▸ Exercise task:
Find each line containing the string "prowadzącego". Copy it.

Recorded data:
┏━━

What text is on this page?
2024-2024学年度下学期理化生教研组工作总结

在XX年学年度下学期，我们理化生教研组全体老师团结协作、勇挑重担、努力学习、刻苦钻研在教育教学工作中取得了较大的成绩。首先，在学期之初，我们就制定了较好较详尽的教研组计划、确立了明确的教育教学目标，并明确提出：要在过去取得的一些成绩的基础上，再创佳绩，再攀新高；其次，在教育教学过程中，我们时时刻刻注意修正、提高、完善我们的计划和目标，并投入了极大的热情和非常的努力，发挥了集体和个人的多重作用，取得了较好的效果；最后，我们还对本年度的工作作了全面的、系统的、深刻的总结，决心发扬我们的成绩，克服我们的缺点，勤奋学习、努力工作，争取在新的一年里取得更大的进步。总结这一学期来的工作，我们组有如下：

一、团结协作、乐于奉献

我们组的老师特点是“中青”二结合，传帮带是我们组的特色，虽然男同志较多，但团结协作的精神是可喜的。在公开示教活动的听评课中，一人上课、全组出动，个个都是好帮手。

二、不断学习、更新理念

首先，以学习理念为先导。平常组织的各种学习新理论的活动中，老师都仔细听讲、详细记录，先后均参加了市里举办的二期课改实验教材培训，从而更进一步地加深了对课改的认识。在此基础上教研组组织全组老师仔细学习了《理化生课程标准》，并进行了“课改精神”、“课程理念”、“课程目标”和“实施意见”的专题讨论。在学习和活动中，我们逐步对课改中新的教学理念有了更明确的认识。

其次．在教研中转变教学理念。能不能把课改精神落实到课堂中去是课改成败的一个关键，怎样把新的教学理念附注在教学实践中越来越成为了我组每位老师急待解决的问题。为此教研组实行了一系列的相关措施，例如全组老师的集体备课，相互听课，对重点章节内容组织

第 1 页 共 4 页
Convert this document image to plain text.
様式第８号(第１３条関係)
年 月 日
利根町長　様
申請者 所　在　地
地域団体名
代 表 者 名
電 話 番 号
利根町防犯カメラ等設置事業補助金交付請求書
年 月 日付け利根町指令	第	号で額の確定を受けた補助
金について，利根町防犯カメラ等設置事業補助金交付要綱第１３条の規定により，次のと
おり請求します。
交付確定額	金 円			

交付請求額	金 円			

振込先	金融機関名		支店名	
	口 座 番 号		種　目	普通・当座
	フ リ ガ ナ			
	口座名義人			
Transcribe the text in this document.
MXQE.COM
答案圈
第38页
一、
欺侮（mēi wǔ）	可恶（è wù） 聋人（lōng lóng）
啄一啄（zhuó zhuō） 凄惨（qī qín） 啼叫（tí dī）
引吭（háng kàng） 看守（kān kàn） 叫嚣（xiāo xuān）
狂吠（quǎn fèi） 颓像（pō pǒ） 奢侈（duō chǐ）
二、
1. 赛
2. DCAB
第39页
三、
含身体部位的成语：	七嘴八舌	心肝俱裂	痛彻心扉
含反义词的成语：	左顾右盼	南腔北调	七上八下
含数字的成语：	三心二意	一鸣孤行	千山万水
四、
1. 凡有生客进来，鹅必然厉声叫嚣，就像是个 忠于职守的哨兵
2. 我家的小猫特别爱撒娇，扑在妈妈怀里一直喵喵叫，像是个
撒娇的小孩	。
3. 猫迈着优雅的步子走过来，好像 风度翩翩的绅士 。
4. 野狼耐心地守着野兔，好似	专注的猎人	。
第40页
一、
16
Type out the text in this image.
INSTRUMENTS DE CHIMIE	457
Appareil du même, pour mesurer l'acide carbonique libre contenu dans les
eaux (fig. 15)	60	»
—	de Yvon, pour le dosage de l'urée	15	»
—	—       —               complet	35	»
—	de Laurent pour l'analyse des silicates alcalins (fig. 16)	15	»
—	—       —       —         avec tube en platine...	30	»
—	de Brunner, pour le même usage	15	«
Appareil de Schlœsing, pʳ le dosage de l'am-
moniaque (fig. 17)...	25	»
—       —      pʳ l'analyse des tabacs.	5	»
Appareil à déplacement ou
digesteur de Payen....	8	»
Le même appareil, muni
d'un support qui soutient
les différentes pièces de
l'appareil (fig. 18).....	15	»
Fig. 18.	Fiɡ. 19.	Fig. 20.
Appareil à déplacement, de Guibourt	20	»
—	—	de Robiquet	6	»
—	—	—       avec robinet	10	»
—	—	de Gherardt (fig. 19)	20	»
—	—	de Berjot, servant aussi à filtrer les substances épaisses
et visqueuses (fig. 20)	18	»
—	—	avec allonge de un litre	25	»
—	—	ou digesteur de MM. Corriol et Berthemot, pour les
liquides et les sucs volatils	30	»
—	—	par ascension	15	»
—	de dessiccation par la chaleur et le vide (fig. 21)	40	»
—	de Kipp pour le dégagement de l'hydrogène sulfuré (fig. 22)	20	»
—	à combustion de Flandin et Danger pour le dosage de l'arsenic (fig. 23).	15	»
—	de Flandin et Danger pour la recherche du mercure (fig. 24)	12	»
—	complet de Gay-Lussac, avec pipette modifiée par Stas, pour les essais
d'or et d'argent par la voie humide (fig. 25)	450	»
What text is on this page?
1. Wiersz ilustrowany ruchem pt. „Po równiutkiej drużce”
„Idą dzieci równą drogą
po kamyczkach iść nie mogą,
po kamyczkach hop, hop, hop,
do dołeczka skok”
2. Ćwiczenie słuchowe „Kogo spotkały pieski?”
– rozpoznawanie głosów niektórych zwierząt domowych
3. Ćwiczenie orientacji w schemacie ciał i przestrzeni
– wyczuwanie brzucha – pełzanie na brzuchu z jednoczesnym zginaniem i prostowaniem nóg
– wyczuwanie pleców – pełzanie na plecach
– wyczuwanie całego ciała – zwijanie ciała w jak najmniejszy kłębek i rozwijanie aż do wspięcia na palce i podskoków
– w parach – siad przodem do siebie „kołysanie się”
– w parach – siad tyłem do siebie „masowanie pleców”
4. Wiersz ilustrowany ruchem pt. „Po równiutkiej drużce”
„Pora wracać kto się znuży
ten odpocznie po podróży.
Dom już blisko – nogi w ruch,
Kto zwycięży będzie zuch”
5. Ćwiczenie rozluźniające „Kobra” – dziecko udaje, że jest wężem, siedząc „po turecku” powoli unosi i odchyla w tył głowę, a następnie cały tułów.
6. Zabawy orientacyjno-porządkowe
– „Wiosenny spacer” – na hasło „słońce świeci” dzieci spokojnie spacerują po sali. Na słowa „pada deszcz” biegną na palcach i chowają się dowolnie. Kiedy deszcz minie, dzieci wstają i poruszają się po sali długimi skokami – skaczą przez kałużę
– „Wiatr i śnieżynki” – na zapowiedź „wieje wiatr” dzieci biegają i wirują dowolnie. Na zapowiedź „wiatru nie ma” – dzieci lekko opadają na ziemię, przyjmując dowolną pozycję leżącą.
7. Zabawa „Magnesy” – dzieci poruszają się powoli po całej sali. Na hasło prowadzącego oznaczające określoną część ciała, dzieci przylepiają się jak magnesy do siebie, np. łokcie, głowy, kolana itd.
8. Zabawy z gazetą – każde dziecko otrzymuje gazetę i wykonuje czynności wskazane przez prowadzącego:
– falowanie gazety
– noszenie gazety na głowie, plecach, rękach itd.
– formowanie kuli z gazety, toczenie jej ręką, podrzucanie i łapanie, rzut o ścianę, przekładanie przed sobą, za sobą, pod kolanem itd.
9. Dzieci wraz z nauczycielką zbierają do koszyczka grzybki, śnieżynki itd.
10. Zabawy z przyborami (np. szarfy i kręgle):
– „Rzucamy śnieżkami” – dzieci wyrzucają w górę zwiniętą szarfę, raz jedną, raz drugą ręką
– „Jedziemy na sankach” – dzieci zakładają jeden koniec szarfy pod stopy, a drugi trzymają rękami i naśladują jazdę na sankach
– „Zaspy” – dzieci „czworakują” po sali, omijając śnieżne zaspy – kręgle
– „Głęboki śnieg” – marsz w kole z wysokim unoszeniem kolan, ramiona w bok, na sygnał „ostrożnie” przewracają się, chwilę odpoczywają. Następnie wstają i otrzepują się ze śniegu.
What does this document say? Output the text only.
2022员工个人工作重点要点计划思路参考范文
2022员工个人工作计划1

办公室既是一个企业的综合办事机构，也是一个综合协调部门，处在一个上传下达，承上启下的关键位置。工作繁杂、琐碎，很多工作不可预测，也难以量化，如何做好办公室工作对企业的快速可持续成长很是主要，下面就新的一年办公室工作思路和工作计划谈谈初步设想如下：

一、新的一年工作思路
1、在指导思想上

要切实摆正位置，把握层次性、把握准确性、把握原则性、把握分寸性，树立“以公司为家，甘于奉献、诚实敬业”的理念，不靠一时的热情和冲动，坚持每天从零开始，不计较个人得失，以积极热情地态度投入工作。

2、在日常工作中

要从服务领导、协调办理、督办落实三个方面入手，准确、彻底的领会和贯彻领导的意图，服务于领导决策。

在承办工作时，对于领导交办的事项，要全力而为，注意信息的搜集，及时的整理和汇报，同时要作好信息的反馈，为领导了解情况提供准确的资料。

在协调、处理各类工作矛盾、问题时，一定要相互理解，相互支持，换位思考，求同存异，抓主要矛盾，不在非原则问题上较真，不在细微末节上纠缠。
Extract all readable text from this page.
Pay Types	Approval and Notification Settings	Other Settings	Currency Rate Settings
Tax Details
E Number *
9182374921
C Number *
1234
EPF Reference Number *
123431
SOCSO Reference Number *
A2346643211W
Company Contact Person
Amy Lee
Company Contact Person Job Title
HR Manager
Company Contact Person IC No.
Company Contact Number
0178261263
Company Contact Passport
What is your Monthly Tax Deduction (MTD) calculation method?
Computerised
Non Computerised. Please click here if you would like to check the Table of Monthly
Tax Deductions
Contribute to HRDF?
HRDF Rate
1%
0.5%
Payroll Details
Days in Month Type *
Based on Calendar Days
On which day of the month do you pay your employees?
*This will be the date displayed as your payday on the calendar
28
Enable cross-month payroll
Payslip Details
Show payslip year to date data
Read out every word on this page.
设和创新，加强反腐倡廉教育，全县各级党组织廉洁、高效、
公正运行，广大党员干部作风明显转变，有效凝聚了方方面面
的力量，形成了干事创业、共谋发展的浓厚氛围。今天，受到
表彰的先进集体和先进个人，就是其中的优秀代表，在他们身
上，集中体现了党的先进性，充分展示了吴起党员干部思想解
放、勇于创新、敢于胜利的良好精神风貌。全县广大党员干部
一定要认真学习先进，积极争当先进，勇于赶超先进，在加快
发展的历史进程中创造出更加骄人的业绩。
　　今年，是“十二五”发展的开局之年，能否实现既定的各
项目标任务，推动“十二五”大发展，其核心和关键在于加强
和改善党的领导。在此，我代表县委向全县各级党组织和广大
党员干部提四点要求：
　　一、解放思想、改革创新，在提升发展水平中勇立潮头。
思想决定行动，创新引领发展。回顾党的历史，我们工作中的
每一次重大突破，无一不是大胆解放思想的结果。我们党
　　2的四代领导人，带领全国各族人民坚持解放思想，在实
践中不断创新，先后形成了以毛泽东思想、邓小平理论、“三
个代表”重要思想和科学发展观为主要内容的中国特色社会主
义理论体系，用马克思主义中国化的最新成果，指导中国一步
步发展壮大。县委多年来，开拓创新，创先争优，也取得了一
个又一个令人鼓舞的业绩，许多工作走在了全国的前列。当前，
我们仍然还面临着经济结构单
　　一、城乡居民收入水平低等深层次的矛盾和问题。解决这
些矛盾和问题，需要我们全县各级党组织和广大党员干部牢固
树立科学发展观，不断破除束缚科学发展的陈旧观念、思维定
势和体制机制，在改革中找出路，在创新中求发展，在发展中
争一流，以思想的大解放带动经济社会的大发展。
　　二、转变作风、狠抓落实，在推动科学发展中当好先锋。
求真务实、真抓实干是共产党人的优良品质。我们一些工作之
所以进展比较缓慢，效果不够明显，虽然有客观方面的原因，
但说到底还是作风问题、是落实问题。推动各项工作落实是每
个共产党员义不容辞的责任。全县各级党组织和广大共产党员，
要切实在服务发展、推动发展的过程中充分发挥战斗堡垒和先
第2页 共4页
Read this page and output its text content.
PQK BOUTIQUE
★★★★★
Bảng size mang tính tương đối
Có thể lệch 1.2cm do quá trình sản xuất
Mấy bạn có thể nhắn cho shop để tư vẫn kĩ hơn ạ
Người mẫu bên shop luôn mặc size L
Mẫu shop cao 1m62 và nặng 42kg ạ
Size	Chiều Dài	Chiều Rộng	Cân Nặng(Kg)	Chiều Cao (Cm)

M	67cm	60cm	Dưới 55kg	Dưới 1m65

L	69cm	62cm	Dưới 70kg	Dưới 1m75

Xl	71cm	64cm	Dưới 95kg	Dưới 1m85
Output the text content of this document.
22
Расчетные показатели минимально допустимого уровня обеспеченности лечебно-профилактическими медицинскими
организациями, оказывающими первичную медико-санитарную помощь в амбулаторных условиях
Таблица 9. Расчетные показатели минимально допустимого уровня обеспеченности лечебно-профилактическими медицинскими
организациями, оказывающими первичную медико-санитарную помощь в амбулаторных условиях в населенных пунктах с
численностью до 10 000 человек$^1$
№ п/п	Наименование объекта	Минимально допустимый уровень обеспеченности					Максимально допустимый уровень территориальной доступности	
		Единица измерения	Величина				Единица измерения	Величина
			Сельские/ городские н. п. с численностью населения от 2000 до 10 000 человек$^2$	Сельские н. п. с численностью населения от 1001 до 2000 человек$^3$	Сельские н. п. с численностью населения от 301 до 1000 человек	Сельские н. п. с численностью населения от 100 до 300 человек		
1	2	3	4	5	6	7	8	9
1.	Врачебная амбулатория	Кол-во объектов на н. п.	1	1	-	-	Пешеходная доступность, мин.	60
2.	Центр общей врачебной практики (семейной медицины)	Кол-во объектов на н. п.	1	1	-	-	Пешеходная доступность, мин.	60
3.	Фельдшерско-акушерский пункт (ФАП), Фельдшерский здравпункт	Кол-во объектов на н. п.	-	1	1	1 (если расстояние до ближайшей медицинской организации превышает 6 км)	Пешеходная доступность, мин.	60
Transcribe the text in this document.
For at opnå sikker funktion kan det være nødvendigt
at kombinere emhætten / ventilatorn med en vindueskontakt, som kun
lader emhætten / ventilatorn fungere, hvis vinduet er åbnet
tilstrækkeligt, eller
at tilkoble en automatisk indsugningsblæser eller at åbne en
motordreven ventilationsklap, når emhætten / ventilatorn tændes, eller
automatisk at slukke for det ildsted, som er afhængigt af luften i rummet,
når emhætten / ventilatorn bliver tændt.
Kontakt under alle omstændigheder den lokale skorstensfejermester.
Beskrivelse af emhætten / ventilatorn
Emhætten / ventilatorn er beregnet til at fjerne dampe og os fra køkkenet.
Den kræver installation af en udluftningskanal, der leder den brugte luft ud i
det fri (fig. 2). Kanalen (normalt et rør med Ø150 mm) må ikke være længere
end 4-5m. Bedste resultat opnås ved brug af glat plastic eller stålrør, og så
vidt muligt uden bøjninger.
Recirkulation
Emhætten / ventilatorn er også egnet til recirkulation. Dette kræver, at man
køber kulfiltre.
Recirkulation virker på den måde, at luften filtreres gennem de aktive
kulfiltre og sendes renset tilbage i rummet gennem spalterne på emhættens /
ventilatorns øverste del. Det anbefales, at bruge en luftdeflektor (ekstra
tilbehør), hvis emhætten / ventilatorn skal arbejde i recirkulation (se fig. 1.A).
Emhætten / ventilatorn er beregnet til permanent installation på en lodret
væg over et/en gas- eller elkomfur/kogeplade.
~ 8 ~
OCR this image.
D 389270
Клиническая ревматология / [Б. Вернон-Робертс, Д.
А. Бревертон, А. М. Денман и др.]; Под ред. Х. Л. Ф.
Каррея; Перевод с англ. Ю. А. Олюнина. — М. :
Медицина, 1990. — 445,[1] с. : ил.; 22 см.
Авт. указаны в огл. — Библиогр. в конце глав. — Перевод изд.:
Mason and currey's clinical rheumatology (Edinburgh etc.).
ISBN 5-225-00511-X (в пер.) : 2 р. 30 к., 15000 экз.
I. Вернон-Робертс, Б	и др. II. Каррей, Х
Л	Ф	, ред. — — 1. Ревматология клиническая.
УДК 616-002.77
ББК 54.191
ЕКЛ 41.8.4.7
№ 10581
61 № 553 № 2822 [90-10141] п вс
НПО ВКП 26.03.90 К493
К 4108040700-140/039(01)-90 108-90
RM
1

┗━━

▸ Full answer:
7. Zabawa „Magnesy” – dzieci poruszają się powoli po całej sali. Na hasło prowadzącego oznaczające określoną część ciała, dzieci przylepiają się jak magnesy do siebie, np. łokcie, głowy, kolana itd.
8. Zabawy z gazetą – każde dziecko otrzymuje gazetę i wykonuje czynności wskazane przez prowadzącego:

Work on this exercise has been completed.